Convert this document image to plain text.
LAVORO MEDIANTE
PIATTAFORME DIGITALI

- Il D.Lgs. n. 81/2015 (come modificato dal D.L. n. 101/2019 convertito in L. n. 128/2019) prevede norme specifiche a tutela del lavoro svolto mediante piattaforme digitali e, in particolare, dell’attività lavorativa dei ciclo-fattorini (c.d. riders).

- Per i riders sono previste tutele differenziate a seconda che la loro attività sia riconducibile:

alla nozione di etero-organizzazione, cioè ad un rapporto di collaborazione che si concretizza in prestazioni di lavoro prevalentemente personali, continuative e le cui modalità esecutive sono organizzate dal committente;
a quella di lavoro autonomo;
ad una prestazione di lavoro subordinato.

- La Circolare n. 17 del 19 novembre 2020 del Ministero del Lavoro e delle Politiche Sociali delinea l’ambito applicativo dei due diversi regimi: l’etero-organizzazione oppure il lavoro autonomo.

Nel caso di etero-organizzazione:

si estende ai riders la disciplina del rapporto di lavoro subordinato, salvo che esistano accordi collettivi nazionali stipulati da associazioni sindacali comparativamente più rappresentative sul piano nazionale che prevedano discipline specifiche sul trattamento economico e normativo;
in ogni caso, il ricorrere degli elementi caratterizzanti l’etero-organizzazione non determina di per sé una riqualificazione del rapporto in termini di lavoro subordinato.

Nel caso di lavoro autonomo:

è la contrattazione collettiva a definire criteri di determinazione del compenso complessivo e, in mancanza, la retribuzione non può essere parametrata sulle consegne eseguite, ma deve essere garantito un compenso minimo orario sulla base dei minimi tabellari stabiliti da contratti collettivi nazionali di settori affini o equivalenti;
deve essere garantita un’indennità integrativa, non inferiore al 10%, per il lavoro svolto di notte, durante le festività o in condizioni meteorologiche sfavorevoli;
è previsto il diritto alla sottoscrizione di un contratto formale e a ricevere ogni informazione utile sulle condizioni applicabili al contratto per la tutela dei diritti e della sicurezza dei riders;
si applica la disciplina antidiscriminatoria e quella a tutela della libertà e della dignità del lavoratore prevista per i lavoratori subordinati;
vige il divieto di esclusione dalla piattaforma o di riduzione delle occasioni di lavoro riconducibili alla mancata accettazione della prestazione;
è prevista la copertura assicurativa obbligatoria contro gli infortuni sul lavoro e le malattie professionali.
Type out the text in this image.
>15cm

▶ Written exercise: Identify the lines in the records above that contain the word "tutela", then state how many there are and nothing more.

▶ Answer in full: 3